EXERCISE INSTRUCTIONS:
What is needed here is an exact copy of every entry.

ENTRIES SUPPLIED:
▬▬▬▬▬▬
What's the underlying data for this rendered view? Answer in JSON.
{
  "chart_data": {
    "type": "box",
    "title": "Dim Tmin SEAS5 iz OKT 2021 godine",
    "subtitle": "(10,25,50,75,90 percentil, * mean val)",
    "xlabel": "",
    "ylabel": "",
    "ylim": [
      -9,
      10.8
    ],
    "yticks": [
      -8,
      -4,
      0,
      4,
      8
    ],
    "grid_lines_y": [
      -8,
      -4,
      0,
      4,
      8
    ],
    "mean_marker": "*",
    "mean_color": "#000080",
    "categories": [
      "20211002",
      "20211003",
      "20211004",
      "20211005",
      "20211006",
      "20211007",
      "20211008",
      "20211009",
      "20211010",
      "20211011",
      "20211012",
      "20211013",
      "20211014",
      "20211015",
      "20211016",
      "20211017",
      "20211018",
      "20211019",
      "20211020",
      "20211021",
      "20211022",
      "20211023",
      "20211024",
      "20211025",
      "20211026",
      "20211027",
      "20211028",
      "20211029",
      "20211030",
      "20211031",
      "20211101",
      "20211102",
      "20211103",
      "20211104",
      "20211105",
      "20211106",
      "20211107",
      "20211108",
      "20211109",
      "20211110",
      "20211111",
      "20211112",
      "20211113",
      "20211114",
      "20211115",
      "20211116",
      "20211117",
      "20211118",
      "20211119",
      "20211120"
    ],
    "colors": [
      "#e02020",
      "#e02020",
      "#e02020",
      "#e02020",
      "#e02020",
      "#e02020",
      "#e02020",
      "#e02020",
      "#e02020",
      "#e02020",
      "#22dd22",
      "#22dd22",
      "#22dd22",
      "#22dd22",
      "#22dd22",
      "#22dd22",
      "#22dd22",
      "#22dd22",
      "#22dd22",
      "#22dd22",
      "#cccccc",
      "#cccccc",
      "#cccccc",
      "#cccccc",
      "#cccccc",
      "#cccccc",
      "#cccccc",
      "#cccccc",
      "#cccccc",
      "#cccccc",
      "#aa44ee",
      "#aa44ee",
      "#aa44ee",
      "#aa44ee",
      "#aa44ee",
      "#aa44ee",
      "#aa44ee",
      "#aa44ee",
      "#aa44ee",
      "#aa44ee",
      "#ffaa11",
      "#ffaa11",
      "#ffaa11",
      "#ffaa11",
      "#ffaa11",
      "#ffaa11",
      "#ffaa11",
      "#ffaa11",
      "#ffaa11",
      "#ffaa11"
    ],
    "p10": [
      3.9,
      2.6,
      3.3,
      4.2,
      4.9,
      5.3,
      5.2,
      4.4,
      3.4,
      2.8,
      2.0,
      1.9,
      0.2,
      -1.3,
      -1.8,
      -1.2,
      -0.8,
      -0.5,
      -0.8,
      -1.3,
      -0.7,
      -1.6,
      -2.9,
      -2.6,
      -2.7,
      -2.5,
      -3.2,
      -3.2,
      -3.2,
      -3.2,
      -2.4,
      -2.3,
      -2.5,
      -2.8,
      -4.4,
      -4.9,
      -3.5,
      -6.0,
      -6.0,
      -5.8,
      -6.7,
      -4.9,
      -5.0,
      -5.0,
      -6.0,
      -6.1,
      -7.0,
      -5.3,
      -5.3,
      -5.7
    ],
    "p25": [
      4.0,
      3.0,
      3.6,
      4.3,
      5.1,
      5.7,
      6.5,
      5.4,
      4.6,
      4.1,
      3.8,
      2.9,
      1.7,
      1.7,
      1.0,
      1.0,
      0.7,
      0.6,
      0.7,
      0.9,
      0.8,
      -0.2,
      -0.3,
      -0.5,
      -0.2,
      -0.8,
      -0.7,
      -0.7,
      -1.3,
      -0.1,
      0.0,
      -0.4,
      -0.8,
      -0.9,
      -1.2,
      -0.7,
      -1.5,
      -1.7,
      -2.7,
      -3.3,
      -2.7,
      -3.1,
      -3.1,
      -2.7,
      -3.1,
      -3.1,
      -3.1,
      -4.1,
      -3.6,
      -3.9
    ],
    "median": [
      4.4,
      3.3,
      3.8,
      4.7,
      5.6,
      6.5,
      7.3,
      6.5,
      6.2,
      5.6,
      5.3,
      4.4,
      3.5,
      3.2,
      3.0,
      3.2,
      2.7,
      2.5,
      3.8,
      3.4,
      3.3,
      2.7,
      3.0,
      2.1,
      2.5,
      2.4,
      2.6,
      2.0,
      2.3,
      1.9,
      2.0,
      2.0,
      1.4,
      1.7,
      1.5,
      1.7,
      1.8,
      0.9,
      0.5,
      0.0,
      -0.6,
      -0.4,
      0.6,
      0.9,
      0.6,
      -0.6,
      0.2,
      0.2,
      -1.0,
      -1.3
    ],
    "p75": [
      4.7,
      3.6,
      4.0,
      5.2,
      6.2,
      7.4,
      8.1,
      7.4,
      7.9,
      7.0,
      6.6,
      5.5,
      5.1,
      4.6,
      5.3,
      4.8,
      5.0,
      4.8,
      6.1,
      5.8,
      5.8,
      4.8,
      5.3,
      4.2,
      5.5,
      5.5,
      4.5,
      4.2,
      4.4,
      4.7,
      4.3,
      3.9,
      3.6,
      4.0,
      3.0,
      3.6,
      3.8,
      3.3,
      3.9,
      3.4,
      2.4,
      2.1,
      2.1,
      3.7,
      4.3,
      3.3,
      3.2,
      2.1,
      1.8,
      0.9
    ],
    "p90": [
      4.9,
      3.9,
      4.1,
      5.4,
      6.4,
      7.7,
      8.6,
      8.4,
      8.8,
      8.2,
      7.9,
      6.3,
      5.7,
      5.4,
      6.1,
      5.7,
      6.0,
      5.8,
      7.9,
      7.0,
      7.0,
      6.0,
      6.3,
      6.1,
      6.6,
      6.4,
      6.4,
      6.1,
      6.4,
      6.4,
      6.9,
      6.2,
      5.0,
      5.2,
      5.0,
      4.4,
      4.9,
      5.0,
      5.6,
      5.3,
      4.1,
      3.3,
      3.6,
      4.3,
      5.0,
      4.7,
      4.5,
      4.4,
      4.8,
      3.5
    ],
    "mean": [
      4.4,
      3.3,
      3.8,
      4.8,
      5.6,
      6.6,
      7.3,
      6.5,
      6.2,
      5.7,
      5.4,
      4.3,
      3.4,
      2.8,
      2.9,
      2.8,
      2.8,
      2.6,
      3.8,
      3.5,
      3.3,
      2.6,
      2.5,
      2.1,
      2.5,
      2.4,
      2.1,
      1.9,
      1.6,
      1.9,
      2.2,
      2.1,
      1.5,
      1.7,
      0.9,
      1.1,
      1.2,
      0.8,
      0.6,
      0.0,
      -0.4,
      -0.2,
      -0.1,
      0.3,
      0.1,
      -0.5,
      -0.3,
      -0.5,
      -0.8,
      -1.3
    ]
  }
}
▬▬▬▬▬▬
OUTPUT FOR THIS EXERCISE:
What's the underlying data for this rendered view? Answer in JSON.
{
  "chart_data": {
    "type": "box",
    "title": "Dim Tmin SEAS5 iz OKT 2021 godine",
    "subtitle": "(10,25,50,75,90 percentil, * mean val)",
    "xlabel": "",
    "ylabel": "",
    "ylim": [
      -9,
      10.8
    ],
    "yticks": [
      -8,
      -4,
      0,
      4,
      8
    ],
    "grid_lines_y": [
      -8,
      -4,
      0,
      4,
      8
    ],
    "mean_marker": "*",
    "mean_color": "#000080",
    "categories": [
      "20211002",
      "20211003",
      "20211004",
      "20211005",
      "20211006",
      "20211007",
      "20211008",
      "20211009",
      "20211010",
      "20211011",
      "20211012",
      "20211013",
      "20211014",
      "20211015",
      "20211016",
      "20211017",
      "20211018",
      "20211019",
      "20211020",
      "20211021",
      "20211022",
      "20211023",
      "20211024",
      "20211025",
      "20211026",
      "20211027",
      "20211028",
      "20211029",
      "20211030",
      "20211031",
      "20211101",
      "20211102",
      "20211103",
      "20211104",
      "20211105",
      "20211106",
      "20211107",
      "20211108",
      "20211109",
      "20211110",
      "20211111",
      "20211112",
      "20211113",
      "20211114",
      "20211115",
      "20211116",
      "20211117",
      "20211118",
      "20211119",
      "20211120"
    ],
    "colors": [
      "#e02020",
      "#e02020",
      "#e02020",
      "#e02020",
      "#e02020",
      "#e02020",
      "#e02020",
      "#e02020",
      "#e02020",
      "#e02020",
      "#22dd22",
      "#22dd22",
      "#22dd22",
      "#22dd22",
      "#22dd22",
      "#22dd22",
      "#22dd22",
      "#22dd22",
      "#22dd22",
      "#22dd22",
      "#cccccc",
      "#cccccc",
      "#cccccc",
      "#cccccc",
      "#cccccc",
      "#cccccc",
      "#cccccc",
      "#cccccc",
      "#cccccc",
      "#cccccc",
      "#aa44ee",
      "#aa44ee",
      "#aa44ee",
      "#aa44ee",
      "#aa44ee",
      "#aa44ee",
      "#aa44ee",
      "#aa44ee",
      "#aa44ee",
      "#aa44ee",
      "#ffaa11",
      "#ffaa11",
      "#ffaa11",
      "#ffaa11",
      "#ffaa11",
      "#ffaa11",
      "#ffaa11",
      "#ffaa11",
      "#ffaa11",
      "#ffaa11"
    ],
    "p10": [
      3.9,
      2.6,
      3.3,
      4.2,
      4.9,
      5.3,
      5.2,
      4.4,
      3.4,
      2.8,
      2.0,
      1.9,
      0.2,
      -1.3,
      -1.8,
      -1.2,
      -0.8,
      -0.5,
      -0.8,
      -1.3,
      -0.7,
      -1.6,
      -2.9,
      -2.6,
      -2.7,
      -2.5,
      -3.2,
      -3.2,
      -3.2,
      -3.2,
      -2.4,
      -2.3,
      -2.5,
      -2.8,
      -4.4,
      -4.9,
      -3.5,
      -6.0,
      -6.0,
      -5.8,
      -6.7,
      -4.9,
      -5.0,
      -5.0,
      -6.0,
      -6.1,
      -7.0,
      -5.3,
      -5.3,
      -5.7
    ],
    "p25": [
      4.0,
      3.0,
      3.6,
      4.3,
      5.1,
      5.7,
      6.5,
      5.4,
      4.6,
      4.1,
      3.8,
      2.9,
      1.7,
      1.7,
      1.0,
      1.0,
      0.7,
      0.6,
      0.7,
      0.9,
      0.8,
      -0.2,
      -0.3,
      -0.5,
      -0.2,
      -0.8,
      -0.7,
      -0.7,
      -1.3,
      -0.1,
      0.0,
      -0.4,
      -0.8,
      -0.9,
      -1.2,
      -0.7,
      -1.5,
      -1.7,
      -2.7,
      -3.3,
      -2.7,
      -3.1,
      -3.1,
      -2.7,
      -3.1,
      -3.1,
      -3.1,
      -4.1,
      -3.6,
      -3.9
    ],
    "median": [
      4.4,
      3.3,
      3.8,
      4.7,
      5.6,
      6.5,
      7.3,
      6.5,
      6.2,
      5.6,
      5.3,
      4.4,
      3.5,
      3.2,
      3.0,
      3.2,
      2.7,
      2.5,
      3.8,
      3.4,
      3.3,
      2.7,
      3.0,
      2.1,
      2.5,
      2.4,
      2.6,
      2.0,
      2.3,
      1.9,
      2.0,
      2.0,
      1.4,
      1.7,
      1.5,
      1.7,
      1.8,
      0.9,
      0.5,
      0.0,
      -0.6,
      -0.4,
      0.6,
      0.9,
      0.6,
      -0.6,
      0.2,
      0.2,
      -1.0,
      -1.3
    ],
    "p75": [
      4.7,
      3.6,
      4.0,
      5.2,
      6.2,
      7.4,
      8.1,
      7.4,
      7.9,
      7.0,
      6.6,
      5.5,
      5.1,
      4.6,
      5.3,
      4.8,
      5.0,
      4.8,
      6.1,
      5.8,
      5.8,
      4.8,
      5.3,
      4.2,
      5.5,
      5.5,
      4.5,
      4.2,
      4.4,
      4.7,
      4.3,
      3.9,
      3.6,
      4.0,
      3.0,
      3.6,
      3.8,
      3.3,
      3.9,
      3.4,
      2.4,
      2.1,
      2.1,
      3.7,
      4.3,
      3.3,
      3.2,
      2.1,
      1.8,
      0.9
    ],
    "p90": [
      4.9,
      3.9,
      4.1,
      5.4,
      6.4,
      7.7,
      8.6,
      8.4,
      8.8,
      8.2,
      7.9,
      6.3,
      5.7,
      5.4,
      6.1,
      5.7,
      6.0,
      5.8,
      7.9,
      7.0,
      7.0,
      6.0,
      6.3,
      6.1,
      6.6,
      6.4,
      6.4,
      6.1,
      6.4,
      6.4,
      6.9,
      6.2,
      5.0,
      5.2,
      5.0,
      4.4,
      4.9,
      5.0,
      5.6,
      5.3,
      4.1,
      3.3,
      3.6,
      4.3,
      5.0,
      4.7,
      4.5,
      4.4,
      4.8,
      3.5
    ],
    "mean": [
      4.4,
      3.3,
      3.8,
      4.8,
      5.6,
      6.6,
      7.3,
      6.5,
      6.2,
      5.7,
      5.4,
      4.3,
      3.4,
      2.8,
      2.9,
      2.8,
      2.8,
      2.6,
      3.8,
      3.5,
      3.3,
      2.6,
      2.5,
      2.1,
      2.5,
      2.4,
      2.1,
      1.9,
      1.6,
      1.9,
      2.2,
      2.1,
      1.5,
      1.7,
      0.9,
      1.1,
      1.2,
      0.8,
      0.6,
      0.0,
      -0.4,
      -0.2,
      -0.1,
      0.3,
      0.1,
      -0.5,
      -0.3,
      -0.5,
      -0.8,
      -1.3
    ]
  }
}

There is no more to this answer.